Passage given:
+---+

9.2 Approvals and Consents
Except where this Document expressly states otherwise, a party may, in its
discretion, give conditionally or unconditionally or withhold any approval
or consent under this Document.
9.3 Assignment
A party may only assign this Document or a right under this Document with
the prior written consent of each other party (such consent not to be
unreasonably withheld).
9.4 Costs
Each party must pay its own costs of negotiating, preparing and executing
this Document.
9.5 Stamp Duty
Any stamp duty, duties or other taxes of a similar nature (including fines,
penalties and interest) in connection with this Document or any transaction
contemplated by this Document, must be paid by SELLER.
9.6 Survival
Any indemnity or any obligation of confidence under this Document is
independent and survives termination of this Document. Any other term by
its nature intended to survive termination of this Document survives
termination of this Document.
9.7 Counterparts
This Document may be executed in counterparts. All executed counterparts
constitute one document.
9.8 No Merger
The rights and obligations of the parties under this Document do not merge
on completion of any transaction contemplated by this Document.
9.9 Entire Agreement
This Document constitutes the entire agreement between the parties in
connection with its subject matter and supersedes all previous agreements
or understandings between the parties in connection with its subject
matter.

+---+

Layout element entries
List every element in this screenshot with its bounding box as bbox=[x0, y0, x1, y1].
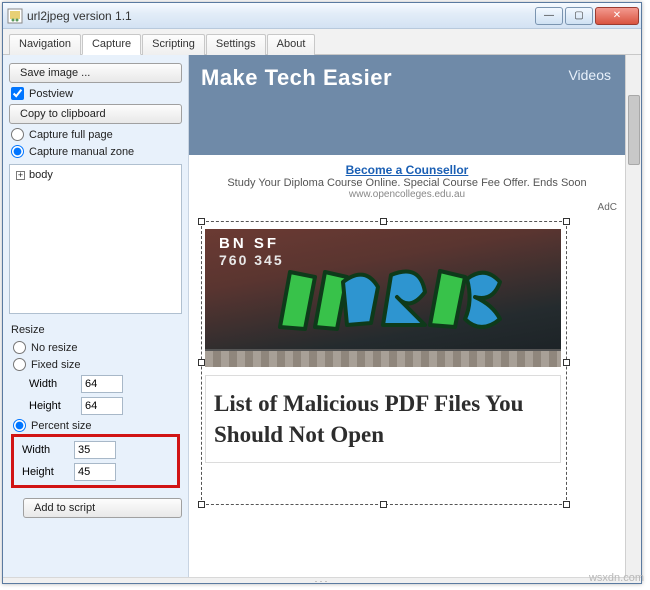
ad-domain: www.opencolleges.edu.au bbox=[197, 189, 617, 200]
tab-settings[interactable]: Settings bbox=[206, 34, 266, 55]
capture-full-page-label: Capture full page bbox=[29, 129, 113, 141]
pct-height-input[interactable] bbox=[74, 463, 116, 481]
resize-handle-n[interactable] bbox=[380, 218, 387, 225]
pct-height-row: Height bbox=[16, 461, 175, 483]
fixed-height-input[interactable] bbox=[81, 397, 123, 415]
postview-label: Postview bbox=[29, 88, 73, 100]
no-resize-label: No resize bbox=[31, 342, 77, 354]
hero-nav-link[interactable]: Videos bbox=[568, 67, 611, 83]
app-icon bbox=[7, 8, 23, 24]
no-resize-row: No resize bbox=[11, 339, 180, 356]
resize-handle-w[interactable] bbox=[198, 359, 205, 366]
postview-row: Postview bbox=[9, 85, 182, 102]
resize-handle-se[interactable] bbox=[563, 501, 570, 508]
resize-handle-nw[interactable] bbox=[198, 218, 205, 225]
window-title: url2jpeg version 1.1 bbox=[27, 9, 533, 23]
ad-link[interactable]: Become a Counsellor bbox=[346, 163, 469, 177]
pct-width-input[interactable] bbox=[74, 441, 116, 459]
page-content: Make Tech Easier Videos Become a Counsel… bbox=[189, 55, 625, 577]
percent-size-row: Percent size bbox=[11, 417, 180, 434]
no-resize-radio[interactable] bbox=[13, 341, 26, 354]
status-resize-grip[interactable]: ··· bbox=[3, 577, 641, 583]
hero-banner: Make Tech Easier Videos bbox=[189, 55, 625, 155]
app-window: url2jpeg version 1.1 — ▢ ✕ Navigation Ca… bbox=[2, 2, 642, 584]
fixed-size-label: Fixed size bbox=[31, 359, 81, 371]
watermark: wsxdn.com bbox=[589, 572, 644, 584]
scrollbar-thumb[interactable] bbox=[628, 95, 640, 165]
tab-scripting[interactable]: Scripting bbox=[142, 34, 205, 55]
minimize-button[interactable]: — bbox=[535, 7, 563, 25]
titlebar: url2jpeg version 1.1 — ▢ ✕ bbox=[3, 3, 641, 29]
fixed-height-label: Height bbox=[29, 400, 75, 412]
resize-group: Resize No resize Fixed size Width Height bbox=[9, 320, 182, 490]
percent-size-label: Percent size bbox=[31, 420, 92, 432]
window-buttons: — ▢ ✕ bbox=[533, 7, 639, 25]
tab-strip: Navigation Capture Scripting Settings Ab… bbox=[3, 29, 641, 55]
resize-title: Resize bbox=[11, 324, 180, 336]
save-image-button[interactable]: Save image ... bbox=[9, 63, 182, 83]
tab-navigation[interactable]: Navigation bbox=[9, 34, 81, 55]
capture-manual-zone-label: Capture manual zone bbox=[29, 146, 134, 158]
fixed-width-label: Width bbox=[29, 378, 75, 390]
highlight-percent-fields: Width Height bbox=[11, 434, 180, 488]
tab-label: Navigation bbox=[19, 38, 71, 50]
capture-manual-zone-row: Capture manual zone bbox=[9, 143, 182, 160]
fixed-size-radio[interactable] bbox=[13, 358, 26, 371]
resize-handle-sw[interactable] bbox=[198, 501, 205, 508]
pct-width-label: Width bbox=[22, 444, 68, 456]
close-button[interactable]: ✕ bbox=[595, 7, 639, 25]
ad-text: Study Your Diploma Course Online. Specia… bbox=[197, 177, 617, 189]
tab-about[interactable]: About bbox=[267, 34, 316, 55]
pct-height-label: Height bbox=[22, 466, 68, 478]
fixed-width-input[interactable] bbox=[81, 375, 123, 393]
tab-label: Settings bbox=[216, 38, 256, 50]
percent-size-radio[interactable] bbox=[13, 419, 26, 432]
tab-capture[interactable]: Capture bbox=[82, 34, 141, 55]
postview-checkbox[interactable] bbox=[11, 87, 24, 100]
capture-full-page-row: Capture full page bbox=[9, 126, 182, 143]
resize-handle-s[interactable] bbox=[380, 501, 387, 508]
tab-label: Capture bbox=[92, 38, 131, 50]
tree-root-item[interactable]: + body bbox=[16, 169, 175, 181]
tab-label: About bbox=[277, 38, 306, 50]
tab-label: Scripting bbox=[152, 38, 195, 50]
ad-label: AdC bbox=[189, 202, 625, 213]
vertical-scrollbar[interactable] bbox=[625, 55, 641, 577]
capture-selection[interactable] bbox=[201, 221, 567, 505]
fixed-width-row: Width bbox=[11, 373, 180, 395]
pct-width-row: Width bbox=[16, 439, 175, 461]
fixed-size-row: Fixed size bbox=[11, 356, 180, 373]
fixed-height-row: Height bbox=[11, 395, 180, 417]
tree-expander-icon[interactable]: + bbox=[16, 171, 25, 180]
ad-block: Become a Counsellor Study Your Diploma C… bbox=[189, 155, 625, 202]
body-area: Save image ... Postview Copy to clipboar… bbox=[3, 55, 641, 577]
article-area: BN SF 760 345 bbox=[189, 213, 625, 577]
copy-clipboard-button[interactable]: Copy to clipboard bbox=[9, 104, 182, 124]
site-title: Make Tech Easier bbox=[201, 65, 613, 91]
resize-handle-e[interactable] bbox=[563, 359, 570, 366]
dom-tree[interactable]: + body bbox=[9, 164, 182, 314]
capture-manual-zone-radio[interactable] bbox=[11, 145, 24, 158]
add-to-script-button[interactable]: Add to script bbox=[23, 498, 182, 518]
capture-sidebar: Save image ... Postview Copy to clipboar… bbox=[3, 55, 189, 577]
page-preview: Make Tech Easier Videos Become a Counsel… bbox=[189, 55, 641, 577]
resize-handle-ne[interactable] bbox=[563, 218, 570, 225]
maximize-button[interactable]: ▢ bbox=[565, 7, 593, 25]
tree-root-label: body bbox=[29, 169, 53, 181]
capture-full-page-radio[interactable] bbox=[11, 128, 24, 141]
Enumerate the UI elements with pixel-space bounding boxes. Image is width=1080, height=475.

+---+

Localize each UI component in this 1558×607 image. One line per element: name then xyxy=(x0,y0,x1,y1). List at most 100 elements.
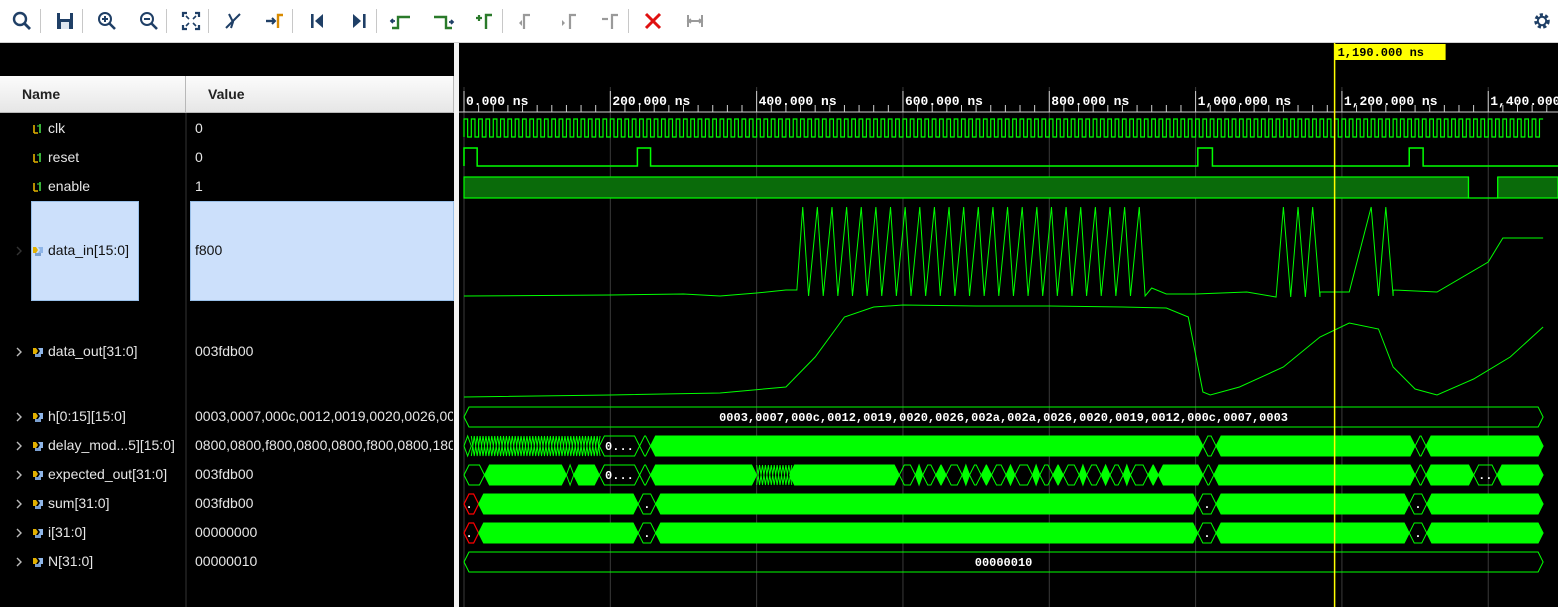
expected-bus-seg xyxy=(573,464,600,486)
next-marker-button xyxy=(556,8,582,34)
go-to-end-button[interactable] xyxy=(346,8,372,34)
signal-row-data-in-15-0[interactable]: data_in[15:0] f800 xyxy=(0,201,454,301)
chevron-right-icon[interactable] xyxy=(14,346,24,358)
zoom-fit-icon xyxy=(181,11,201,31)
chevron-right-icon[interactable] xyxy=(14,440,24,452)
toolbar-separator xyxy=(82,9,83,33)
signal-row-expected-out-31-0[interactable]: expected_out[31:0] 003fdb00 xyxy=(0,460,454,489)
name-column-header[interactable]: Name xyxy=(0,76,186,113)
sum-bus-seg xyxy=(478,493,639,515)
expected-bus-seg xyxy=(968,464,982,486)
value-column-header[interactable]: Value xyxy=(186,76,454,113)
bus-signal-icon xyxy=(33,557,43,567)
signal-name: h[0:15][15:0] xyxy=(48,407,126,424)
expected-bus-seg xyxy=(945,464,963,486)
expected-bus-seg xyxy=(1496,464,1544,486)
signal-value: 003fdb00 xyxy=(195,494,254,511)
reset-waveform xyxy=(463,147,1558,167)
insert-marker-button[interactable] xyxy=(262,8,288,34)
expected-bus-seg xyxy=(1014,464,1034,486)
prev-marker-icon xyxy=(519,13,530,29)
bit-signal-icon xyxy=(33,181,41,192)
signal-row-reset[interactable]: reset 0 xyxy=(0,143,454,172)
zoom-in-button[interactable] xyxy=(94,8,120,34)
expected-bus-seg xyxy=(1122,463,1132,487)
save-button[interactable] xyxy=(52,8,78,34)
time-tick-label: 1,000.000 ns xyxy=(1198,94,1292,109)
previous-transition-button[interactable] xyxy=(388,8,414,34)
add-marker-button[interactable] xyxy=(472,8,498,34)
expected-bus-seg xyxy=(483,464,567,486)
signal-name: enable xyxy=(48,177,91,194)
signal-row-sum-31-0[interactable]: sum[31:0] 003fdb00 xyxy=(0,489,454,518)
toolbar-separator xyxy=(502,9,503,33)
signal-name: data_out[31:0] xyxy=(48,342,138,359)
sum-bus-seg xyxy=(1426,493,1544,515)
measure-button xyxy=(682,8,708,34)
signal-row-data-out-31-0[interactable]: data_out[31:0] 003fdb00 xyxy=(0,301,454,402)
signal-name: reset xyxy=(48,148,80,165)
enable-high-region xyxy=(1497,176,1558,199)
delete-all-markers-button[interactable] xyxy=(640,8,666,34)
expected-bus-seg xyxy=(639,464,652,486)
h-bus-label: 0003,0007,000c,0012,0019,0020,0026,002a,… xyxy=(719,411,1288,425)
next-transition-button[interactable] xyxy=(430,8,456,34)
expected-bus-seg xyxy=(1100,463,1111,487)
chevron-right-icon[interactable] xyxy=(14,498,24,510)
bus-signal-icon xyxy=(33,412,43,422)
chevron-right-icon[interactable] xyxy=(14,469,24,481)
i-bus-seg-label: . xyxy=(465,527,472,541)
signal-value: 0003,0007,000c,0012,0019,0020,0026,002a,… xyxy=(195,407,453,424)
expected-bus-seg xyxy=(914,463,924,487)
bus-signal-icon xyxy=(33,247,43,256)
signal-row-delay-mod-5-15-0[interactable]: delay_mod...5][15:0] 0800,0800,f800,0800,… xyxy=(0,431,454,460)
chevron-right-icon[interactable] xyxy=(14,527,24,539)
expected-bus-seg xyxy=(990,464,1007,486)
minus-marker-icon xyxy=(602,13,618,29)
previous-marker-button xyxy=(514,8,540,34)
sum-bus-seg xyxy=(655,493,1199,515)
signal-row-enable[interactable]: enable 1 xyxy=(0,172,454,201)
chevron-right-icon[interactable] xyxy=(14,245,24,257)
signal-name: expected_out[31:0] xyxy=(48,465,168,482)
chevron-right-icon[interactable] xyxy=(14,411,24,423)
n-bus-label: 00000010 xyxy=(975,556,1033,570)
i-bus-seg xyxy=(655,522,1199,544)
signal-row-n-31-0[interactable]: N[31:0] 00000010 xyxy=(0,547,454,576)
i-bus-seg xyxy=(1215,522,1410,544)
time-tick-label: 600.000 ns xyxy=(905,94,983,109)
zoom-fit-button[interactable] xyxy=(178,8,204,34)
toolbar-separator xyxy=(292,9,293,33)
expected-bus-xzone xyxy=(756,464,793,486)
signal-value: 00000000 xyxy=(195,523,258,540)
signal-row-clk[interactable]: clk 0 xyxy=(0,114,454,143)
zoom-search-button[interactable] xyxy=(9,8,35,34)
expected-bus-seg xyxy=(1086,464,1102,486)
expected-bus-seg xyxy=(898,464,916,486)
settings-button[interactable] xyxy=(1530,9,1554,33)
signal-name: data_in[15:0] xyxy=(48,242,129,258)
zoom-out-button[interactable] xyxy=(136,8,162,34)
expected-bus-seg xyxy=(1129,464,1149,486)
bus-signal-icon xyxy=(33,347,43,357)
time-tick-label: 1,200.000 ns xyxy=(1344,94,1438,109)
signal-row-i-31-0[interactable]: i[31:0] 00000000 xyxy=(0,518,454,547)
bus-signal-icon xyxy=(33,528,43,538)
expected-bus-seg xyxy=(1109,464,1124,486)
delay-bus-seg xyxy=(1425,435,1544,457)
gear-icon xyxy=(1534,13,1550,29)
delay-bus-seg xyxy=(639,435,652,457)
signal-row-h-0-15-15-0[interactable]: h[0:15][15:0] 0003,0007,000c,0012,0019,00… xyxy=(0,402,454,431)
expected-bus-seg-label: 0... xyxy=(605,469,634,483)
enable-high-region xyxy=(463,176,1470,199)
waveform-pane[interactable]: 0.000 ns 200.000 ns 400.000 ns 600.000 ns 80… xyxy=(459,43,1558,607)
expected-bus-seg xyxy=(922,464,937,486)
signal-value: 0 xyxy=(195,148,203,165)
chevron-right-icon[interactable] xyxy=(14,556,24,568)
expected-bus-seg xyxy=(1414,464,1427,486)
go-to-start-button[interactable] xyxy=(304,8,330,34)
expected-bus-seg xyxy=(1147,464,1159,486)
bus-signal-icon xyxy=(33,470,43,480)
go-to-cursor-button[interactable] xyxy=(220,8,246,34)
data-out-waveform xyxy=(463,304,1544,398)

+---+

Task directions: From the contract clauses, write out word for word the stretch from "9.3 Assignment" through "unreasonably withheld).".

Task output:
9.3 Assignment
A party may only assign this Document or a right under this Document with
the prior written consent of each other party (such consent not to be
unreasonably withheld).